**TASK**
Output each entry below as it stands, leaving out every picture.
** Begin DATA PROVIDED **
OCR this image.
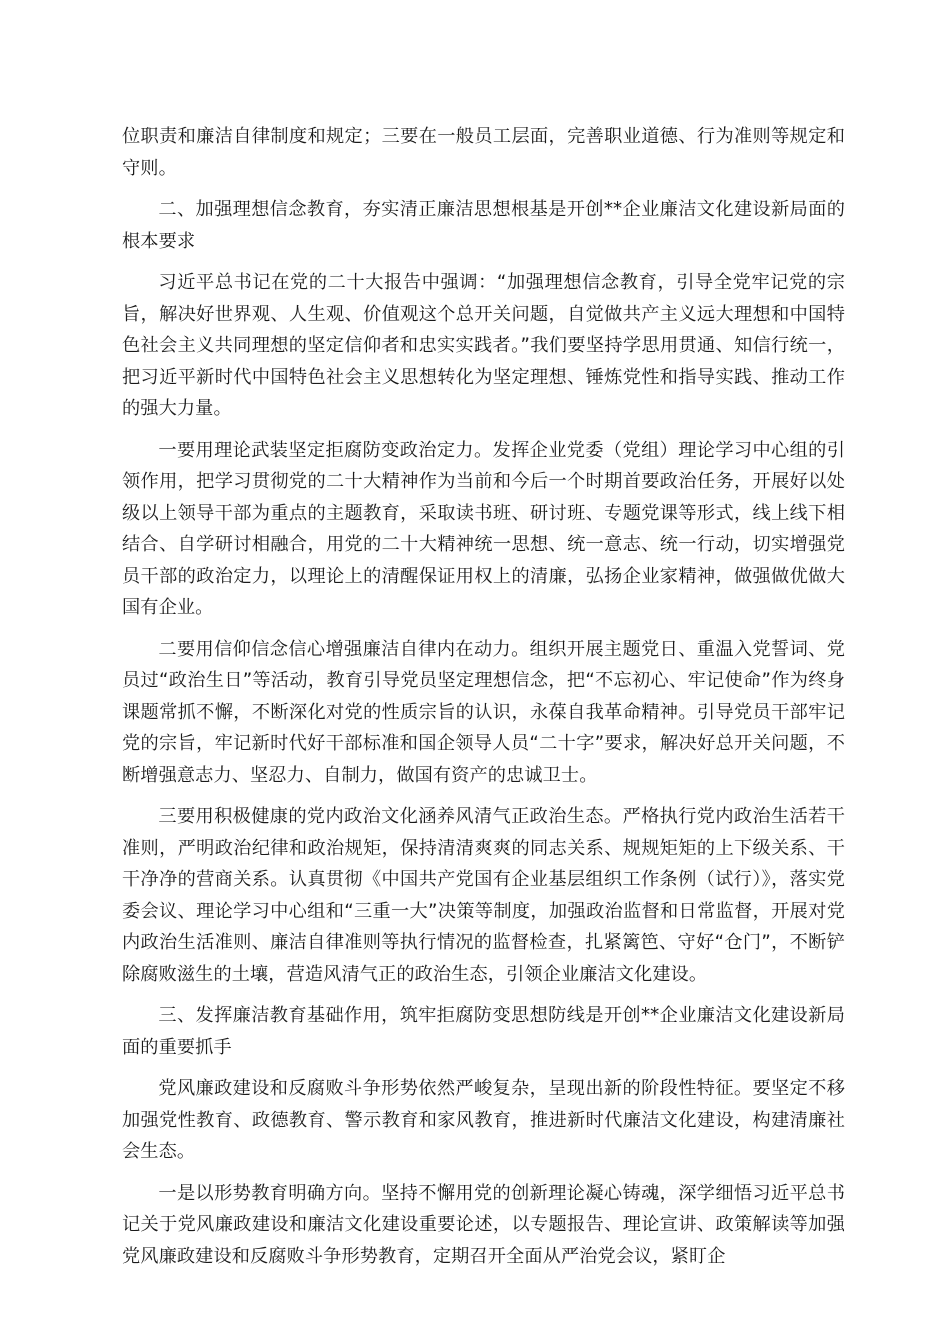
位职责和廉洁自律制度和规定；三要在一般员工层面，完善职业道德、行为准则等规定和守则。

二、加强理想信念教育，夯实清正廉洁思想根基是开创**企业廉洁文化建设新局面的根本要求

习近平总书记在党的二十大报告中强调：“加强理想信念教育，引导全党牢记党的宗旨，解决好世界观、人生观、价值观这个总开关问题，自觉做共产主义远大理想和中国特色社会主义共同理想的坚定信仰者和忠实实践者。”我们要坚持学思用贯通、知信行统一，把习近平新时代中国特色社会主义思想转化为坚定理想、锤炼党性和指导实践、推动工作的强大力量。

一要用理论武装坚定拒腐防变政治定力。发挥企业党委（党组）理论学习中心组的引领作用，把学习贯彻党的二十大精神作为当前和今后一个时期首要政治任务，开展好以处级以上领导干部为重点的主题教育，采取读书班、研讨班、专题党课等形式，线上线下相结合、自学研讨相融合，用党的二十大精神统一思想、统一意志、统一行动，切实增强党员干部的政治定力，以理论上的清醒保证用权上的清廉，弘扬企业家精神，做强做优做大国有企业。

二要用信仰信念信心增强廉洁自律内在动力。组织开展主题党日、重温入党誓词、党员过“政治生日”等活动，教育引导党员坚定理想信念，把“不忘初心、牢记使命”作为终身课题常抓不懈，不断深化对党的性质宗旨的认识，永葆自我革命精神。引导党员干部牢记党的宗旨，牢记新时代好干部标准和国企领导人员“二十字”要求，解决好总开关问题，不断增强意志力、坚忍力、自制力，做国有资产的忠诚卫士。

三要用积极健康的党内政治文化涵养风清气正政治生态。严格执行党内政治生活若干准则，严明政治纪律和政治规矩，保持清清爽爽的同志关系、规规矩矩的上下级关系、干干净净的营商关系。认真贯彻《中国共产党国有企业基层组织工作条例（试行）》，落实党委会议、理论学习中心组和“三重一大”决策等制度，加强政治监督和日常监督，开展对党内政治生活准则、廉洁自律准则等执行情况的监督检查，扎紧篱笆、守好“仓门”，不断铲除腐败滋生的土壤，营造风清气正的政治生态，引领企业廉洁文化建设。

三、发挥廉洁教育基础作用，筑牢拒腐防变思想防线是开创**企业廉洁文化建设新局面的重要抓手

党风廉政建设和反腐败斗争形势依然严峻复杂，呈现出新的阶段性特征。要坚定不移加强党性教育、政德教育、警示教育和家风教育，推进新时代廉洁文化建设，构建清廉社会生态。

一是以形势教育明确方向。坚持不懈用党的创新理论凝心铸魂，深学细悟习近平总书记关于党风廉政建设和廉洁文化建设重要论述，以专题报告、理论宣讲、政策解读等加强党风廉政建设和反腐败斗争形势教育，定期召开全面从严治党会议，紧盯企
** End DATA PROVIDED **
**FINISHED TASK**
OCR this image.
位职责和廉洁自律制度和规定；三要在一般员工层面，完善职业道德、行为准则等规定和守则。

二、加强理想信念教育，夯实清正廉洁思想根基是开创**企业廉洁文化建设新局面的根本要求

习近平总书记在党的二十大报告中强调：“加强理想信念教育，引导全党牢记党的宗旨，解决好世界观、人生观、价值观这个总开关问题，自觉做共产主义远大理想和中国特色社会主义共同理想的坚定信仰者和忠实实践者。”我们要坚持学思用贯通、知信行统一，把习近平新时代中国特色社会主义思想转化为坚定理想、锤炼党性和指导实践、推动工作的强大力量。

一要用理论武装坚定拒腐防变政治定力。发挥企业党委（党组）理论学习中心组的引领作用，把学习贯彻党的二十大精神作为当前和今后一个时期首要政治任务，开展好以处级以上领导干部为重点的主题教育，采取读书班、研讨班、专题党课等形式，线上线下相结合、自学研讨相融合，用党的二十大精神统一思想、统一意志、统一行动，切实增强党员干部的政治定力，以理论上的清醒保证用权上的清廉，弘扬企业家精神，做强做优做大国有企业。

二要用信仰信念信心增强廉洁自律内在动力。组织开展主题党日、重温入党誓词、党员过“政治生日”等活动，教育引导党员坚定理想信念，把“不忘初心、牢记使命”作为终身课题常抓不懈，不断深化对党的性质宗旨的认识，永葆自我革命精神。引导党员干部牢记党的宗旨，牢记新时代好干部标准和国企领导人员“二十字”要求，解决好总开关问题，不断增强意志力、坚忍力、自制力，做国有资产的忠诚卫士。

三要用积极健康的党内政治文化涵养风清气正政治生态。严格执行党内政治生活若干准则，严明政治纪律和政治规矩，保持清清爽爽的同志关系、规规矩矩的上下级关系、干干净净的营商关系。认真贯彻《中国共产党国有企业基层组织工作条例（试行）》，落实党委会议、理论学习中心组和“三重一大”决策等制度，加强政治监督和日常监督，开展对党内政治生活准则、廉洁自律准则等执行情况的监督检查，扎紧篱笆、守好“仓门”，不断铲除腐败滋生的土壤，营造风清气正的政治生态，引领企业廉洁文化建设。

三、发挥廉洁教育基础作用，筑牢拒腐防变思想防线是开创**企业廉洁文化建设新局面的重要抓手

党风廉政建设和反腐败斗争形势依然严峻复杂，呈现出新的阶段性特征。要坚定不移加强党性教育、政德教育、警示教育和家风教育，推进新时代廉洁文化建设，构建清廉社会生态。

一是以形势教育明确方向。坚持不懈用党的创新理论凝心铸魂，深学细悟习近平总书记关于党风廉政建设和廉洁文化建设重要论述，以专题报告、理论宣讲、政策解读等加强党风廉政建设和反腐败斗争形势教育，定期召开全面从严治党会议，紧盯企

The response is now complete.